> **THE TASK**
Skip every image and restate the data word for word.
-- START OF DATA LINES --
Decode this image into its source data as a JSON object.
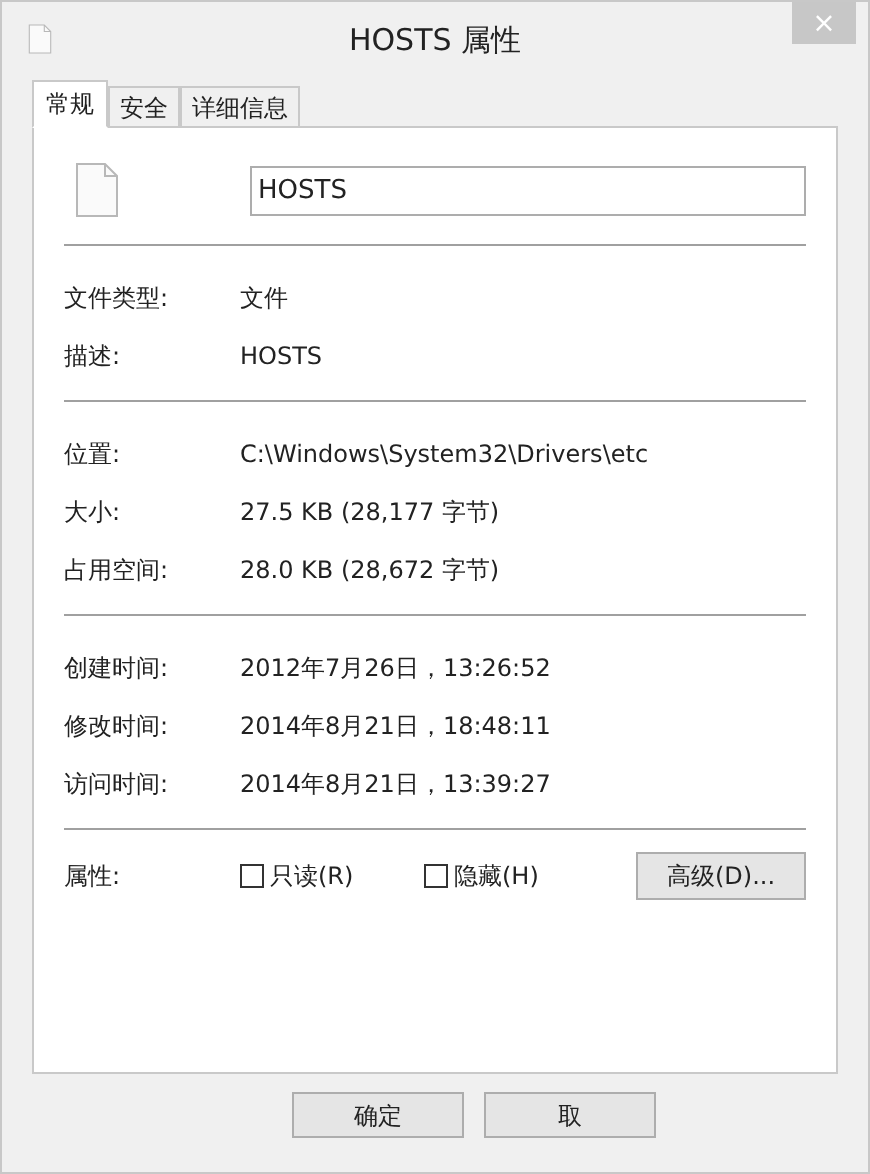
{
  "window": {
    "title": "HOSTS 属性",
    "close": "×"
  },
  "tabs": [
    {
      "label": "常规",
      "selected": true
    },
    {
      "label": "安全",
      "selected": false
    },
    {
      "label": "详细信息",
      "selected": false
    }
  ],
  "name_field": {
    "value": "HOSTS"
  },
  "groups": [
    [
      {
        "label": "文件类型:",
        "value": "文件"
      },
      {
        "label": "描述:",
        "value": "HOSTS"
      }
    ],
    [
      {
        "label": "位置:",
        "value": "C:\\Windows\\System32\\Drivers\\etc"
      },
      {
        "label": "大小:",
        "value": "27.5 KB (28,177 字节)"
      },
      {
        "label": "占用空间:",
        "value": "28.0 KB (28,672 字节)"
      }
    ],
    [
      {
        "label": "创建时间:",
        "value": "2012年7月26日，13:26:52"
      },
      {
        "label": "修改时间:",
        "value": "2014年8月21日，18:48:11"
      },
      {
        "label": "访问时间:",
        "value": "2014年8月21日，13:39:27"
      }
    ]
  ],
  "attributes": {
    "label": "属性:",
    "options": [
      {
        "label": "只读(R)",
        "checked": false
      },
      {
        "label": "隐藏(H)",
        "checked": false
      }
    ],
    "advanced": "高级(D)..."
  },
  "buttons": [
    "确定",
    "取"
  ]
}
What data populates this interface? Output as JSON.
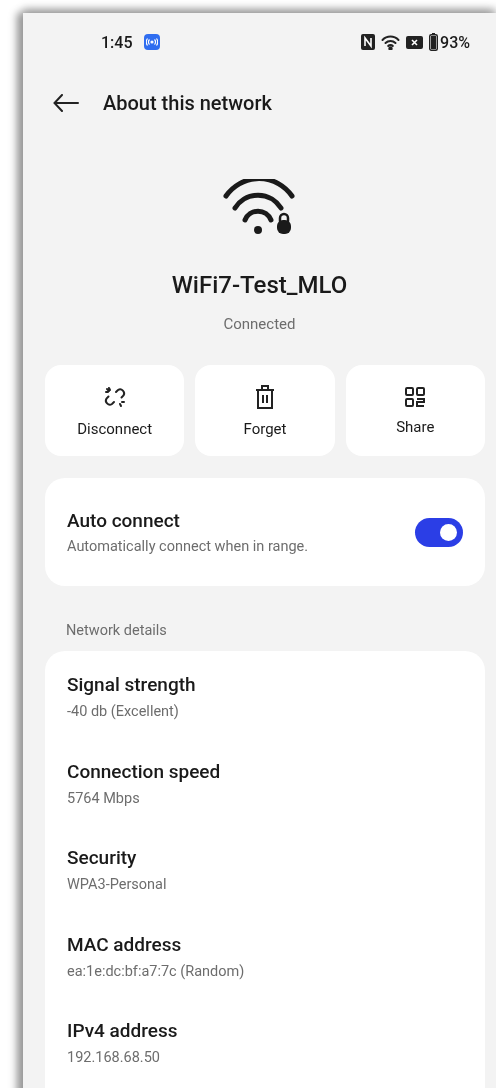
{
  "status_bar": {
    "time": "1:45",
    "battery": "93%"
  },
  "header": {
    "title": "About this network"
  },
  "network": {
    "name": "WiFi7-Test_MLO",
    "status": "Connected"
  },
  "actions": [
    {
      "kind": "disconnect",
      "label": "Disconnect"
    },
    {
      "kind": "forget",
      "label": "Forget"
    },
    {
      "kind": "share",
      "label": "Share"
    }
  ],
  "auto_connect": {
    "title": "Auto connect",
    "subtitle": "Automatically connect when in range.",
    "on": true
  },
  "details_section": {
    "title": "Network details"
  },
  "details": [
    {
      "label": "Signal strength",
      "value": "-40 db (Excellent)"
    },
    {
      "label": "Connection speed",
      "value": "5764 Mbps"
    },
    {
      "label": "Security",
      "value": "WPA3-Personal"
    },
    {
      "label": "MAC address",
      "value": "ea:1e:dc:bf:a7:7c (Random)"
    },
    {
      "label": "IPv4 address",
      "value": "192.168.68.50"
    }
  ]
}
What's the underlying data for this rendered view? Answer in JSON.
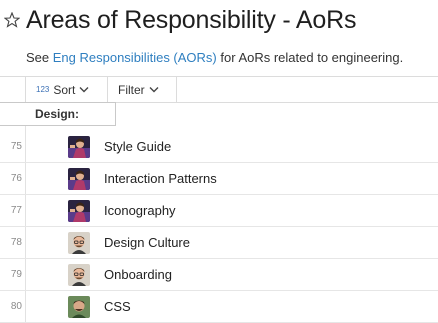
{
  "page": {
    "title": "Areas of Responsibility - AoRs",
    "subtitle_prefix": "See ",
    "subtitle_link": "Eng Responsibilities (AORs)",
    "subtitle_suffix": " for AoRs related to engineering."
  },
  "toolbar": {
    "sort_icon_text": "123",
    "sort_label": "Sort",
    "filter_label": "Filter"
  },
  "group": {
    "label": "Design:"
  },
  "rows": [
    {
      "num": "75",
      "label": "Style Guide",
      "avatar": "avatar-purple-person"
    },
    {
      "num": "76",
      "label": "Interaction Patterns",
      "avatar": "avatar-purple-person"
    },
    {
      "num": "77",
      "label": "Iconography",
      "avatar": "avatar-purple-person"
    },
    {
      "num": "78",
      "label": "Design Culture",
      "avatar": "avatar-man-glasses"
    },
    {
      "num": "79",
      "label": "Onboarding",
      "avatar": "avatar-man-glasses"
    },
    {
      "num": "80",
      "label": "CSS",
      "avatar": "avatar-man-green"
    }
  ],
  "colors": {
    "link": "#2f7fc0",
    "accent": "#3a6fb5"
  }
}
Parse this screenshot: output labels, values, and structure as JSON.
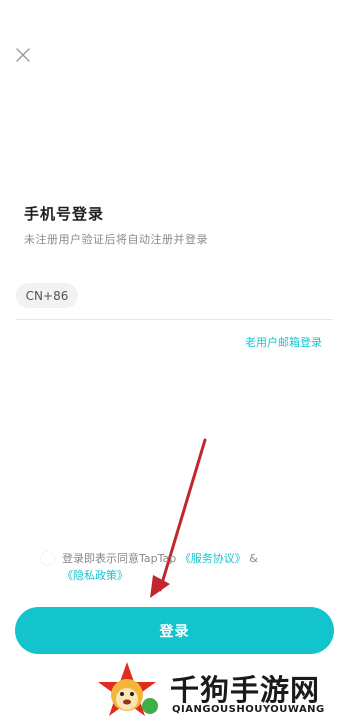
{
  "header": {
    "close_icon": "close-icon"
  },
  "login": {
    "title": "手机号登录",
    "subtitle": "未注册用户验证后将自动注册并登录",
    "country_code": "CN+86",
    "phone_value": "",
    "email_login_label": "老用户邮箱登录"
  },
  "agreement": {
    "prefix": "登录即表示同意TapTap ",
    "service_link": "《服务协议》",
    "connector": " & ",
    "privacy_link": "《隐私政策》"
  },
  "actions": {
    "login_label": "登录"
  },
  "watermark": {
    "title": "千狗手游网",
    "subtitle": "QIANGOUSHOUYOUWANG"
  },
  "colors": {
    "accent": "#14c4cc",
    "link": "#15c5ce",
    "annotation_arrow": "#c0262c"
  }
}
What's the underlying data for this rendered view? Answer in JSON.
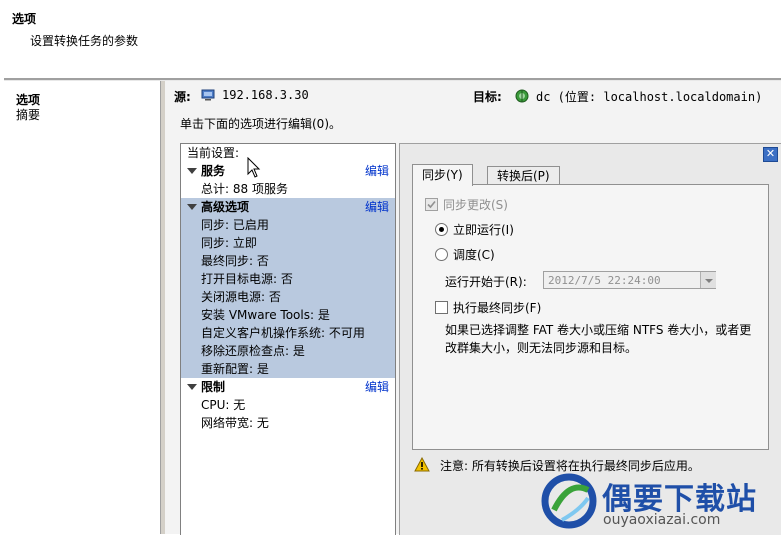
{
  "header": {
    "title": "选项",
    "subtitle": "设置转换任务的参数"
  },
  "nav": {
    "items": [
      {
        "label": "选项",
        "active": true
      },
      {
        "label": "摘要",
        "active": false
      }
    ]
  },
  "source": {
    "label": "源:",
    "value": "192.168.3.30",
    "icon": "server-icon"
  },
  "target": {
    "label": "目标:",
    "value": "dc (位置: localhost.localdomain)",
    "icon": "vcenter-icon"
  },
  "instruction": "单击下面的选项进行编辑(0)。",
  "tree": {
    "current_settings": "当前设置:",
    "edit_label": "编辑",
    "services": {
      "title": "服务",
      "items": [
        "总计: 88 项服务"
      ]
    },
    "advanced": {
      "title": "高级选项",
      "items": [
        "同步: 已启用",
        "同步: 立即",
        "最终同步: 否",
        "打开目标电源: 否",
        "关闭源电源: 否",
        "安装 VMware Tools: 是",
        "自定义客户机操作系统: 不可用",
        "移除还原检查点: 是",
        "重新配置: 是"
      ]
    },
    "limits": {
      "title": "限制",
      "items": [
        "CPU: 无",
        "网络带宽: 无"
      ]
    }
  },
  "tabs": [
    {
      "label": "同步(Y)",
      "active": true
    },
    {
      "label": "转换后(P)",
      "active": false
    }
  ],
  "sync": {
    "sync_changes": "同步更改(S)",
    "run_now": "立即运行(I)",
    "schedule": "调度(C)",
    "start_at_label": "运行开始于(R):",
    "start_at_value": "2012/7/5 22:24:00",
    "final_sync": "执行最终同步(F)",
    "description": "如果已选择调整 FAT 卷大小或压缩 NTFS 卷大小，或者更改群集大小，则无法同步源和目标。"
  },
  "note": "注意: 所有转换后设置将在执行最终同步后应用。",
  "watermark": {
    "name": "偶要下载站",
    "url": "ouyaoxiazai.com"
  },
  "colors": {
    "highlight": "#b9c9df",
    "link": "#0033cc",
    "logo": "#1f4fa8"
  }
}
-- END OF DATA LINES --
> **PROBLEM SOLUTION**
Decode this image into its source data as a JSON object.
{
  "window": {
    "title": "HOSTS 属性",
    "close": "×"
  },
  "tabs": [
    {
      "label": "常规",
      "selected": true
    },
    {
      "label": "安全",
      "selected": false
    },
    {
      "label": "详细信息",
      "selected": false
    }
  ],
  "name_field": {
    "value": "HOSTS"
  },
  "groups": [
    [
      {
        "label": "文件类型:",
        "value": "文件"
      },
      {
        "label": "描述:",
        "value": "HOSTS"
      }
    ],
    [
      {
        "label": "位置:",
        "value": "C:\\Windows\\System32\\Drivers\\etc"
      },
      {
        "label": "大小:",
        "value": "27.5 KB (28,177 字节)"
      },
      {
        "label": "占用空间:",
        "value": "28.0 KB (28,672 字节)"
      }
    ],
    [
      {
        "label": "创建时间:",
        "value": "2012年7月26日，13:26:52"
      },
      {
        "label": "修改时间:",
        "value": "2014年8月21日，18:48:11"
      },
      {
        "label": "访问时间:",
        "value": "2014年8月21日，13:39:27"
      }
    ]
  ],
  "attributes": {
    "label": "属性:",
    "options": [
      {
        "label": "只读(R)",
        "checked": false
      },
      {
        "label": "隐藏(H)",
        "checked": false
      }
    ],
    "advanced": "高级(D)..."
  },
  "buttons": [
    "确定",
    "取"
  ]
}
What data populates this interface? Output as JSON.
{
  "status_bar": {
    "time": "1:45",
    "battery": "93%"
  },
  "header": {
    "title": "About this network"
  },
  "network": {
    "name": "WiFi7-Test_MLO",
    "status": "Connected"
  },
  "actions": [
    {
      "kind": "disconnect",
      "label": "Disconnect"
    },
    {
      "kind": "forget",
      "label": "Forget"
    },
    {
      "kind": "share",
      "label": "Share"
    }
  ],
  "auto_connect": {
    "title": "Auto connect",
    "subtitle": "Automatically connect when in range.",
    "on": true
  },
  "details_section": {
    "title": "Network details"
  },
  "details": [
    {
      "label": "Signal strength",
      "value": "-40 db (Excellent)"
    },
    {
      "label": "Connection speed",
      "value": "5764 Mbps"
    },
    {
      "label": "Security",
      "value": "WPA3-Personal"
    },
    {
      "label": "MAC address",
      "value": "ea:1e:dc:bf:a7:7c (Random)"
    },
    {
      "label": "IPv4 address",
      "value": "192.168.68.50"
    }
  ]
}
What's the underlying data for this rendered view? Answer in JSON.
{
  "page": {
    "title": "Areas of Responsibility - AoRs",
    "subtitle_prefix": "See ",
    "subtitle_link": "Eng Responsibilities (AORs)",
    "subtitle_suffix": " for AoRs related to engineering."
  },
  "toolbar": {
    "sort_icon_text": "123",
    "sort_label": "Sort",
    "filter_label": "Filter"
  },
  "group": {
    "label": "Design:"
  },
  "rows": [
    {
      "num": "75",
      "label": "Style Guide",
      "avatar": "avatar-purple-person"
    },
    {
      "num": "76",
      "label": "Interaction Patterns",
      "avatar": "avatar-purple-person"
    },
    {
      "num": "77",
      "label": "Iconography",
      "avatar": "avatar-purple-person"
    },
    {
      "num": "78",
      "label": "Design Culture",
      "avatar": "avatar-man-glasses"
    },
    {
      "num": "79",
      "label": "Onboarding",
      "avatar": "avatar-man-glasses"
    },
    {
      "num": "80",
      "label": "CSS",
      "avatar": "avatar-man-green"
    }
  ],
  "colors": {
    "link": "#2f7fc0",
    "accent": "#3a6fb5"
  }
}
Parse this screenshot: output labels, values, and structure as JSON.
{
  "header": {
    "close_icon": "close-icon"
  },
  "login": {
    "title": "手机号登录",
    "subtitle": "未注册用户验证后将自动注册并登录",
    "country_code": "CN+86",
    "phone_value": "",
    "email_login_label": "老用户邮箱登录"
  },
  "agreement": {
    "prefix": "登录即表示同意TapTap ",
    "service_link": "《服务协议》",
    "connector": " & ",
    "privacy_link": "《隐私政策》"
  },
  "actions": {
    "login_label": "登录"
  },
  "watermark": {
    "title": "千狗手游网",
    "subtitle": "QIANGOUSHOUYOUWANG"
  },
  "colors": {
    "accent": "#14c4cc",
    "link": "#15c5ce",
    "annotation_arrow": "#c0262c"
  }
}
What's the underlying data for this rendered view? Answer in JSON.
{
  "header": {
    "title": "选项",
    "subtitle": "设置转换任务的参数"
  },
  "nav": {
    "items": [
      {
        "label": "选项",
        "active": true
      },
      {
        "label": "摘要",
        "active": false
      }
    ]
  },
  "source": {
    "label": "源:",
    "value": "192.168.3.30",
    "icon": "server-icon"
  },
  "target": {
    "label": "目标:",
    "value": "dc (位置: localhost.localdomain)",
    "icon": "vcenter-icon"
  },
  "instruction": "单击下面的选项进行编辑(0)。",
  "tree": {
    "current_settings": "当前设置:",
    "edit_label": "编辑",
    "services": {
      "title": "服务",
      "items": [
        "总计: 88 项服务"
      ]
    },
    "advanced": {
      "title": "高级选项",
      "items": [
        "同步: 已启用",
        "同步: 立即",
        "最终同步: 否",
        "打开目标电源: 否",
        "关闭源电源: 否",
        "安装 VMware Tools: 是",
        "自定义客户机操作系统: 不可用",
        "移除还原检查点: 是",
        "重新配置: 是"
      ]
    },
    "limits": {
      "title": "限制",
      "items": [
        "CPU: 无",
        "网络带宽: 无"
      ]
    }
  },
  "tabs": [
    {
      "label": "同步(Y)",
      "active": true
    },
    {
      "label": "转换后(P)",
      "active": false
    }
  ],
  "sync": {
    "sync_changes": "同步更改(S)",
    "run_now": "立即运行(I)",
    "schedule": "调度(C)",
    "start_at_label": "运行开始于(R):",
    "start_at_value": "2012/7/5 22:24:00",
    "final_sync": "执行最终同步(F)",
    "description": "如果已选择调整 FAT 卷大小或压缩 NTFS 卷大小，或者更改群集大小，则无法同步源和目标。"
  },
  "note": "注意: 所有转换后设置将在执行最终同步后应用。",
  "watermark": {
    "name": "偶要下载站",
    "url": "ouyaoxiazai.com"
  },
  "colors": {
    "highlight": "#b9c9df",
    "link": "#0033cc",
    "logo": "#1f4fa8"
  }
}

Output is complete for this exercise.